[What needs to be done]
Look below. Copy each line that has "Historical" in it.

***** Data rows

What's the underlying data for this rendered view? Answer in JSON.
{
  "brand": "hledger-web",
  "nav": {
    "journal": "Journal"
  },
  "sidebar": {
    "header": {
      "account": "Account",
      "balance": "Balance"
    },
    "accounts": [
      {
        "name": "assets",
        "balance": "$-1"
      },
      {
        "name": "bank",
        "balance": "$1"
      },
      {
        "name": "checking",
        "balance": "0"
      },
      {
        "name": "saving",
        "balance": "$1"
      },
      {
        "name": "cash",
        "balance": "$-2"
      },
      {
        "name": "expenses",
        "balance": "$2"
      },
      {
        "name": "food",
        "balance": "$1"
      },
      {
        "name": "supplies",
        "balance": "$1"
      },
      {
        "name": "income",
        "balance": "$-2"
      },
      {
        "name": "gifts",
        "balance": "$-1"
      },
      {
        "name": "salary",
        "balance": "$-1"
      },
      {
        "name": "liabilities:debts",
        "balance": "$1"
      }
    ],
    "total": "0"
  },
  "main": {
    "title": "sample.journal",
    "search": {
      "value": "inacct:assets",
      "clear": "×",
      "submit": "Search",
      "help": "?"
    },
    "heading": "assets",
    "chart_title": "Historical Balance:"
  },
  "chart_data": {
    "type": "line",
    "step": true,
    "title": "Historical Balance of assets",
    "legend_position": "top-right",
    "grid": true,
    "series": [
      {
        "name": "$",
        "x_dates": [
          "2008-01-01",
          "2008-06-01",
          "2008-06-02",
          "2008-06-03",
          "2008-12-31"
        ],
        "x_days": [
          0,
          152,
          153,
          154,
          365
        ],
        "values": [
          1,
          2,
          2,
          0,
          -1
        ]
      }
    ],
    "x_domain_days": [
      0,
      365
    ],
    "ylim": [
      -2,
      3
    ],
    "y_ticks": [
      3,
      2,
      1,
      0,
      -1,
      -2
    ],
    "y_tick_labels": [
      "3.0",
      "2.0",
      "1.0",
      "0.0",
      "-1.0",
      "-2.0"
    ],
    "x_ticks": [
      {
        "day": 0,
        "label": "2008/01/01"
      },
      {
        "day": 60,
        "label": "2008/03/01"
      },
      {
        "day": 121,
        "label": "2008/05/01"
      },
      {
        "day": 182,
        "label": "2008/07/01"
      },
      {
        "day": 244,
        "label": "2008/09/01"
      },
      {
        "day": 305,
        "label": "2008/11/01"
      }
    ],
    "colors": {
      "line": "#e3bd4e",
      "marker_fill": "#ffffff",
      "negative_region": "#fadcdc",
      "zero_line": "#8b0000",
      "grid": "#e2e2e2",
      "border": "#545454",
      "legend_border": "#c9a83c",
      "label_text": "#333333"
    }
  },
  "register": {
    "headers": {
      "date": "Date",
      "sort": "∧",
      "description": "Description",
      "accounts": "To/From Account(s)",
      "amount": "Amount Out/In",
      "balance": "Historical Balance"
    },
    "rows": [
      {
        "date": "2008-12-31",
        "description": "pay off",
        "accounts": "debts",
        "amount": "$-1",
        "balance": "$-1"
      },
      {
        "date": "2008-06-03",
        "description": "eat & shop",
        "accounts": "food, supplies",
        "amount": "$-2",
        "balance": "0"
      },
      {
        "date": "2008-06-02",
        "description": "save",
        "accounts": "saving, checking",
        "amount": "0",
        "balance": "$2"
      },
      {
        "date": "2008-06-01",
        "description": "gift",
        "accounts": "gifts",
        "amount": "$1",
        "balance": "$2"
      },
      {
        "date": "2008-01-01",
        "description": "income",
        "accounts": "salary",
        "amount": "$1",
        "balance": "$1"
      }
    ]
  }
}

**********

[Expected answer]
    "chart_title": "Historical Balance:"
    "title": "Historical Balance of assets",
      "balance": "Historical Balance"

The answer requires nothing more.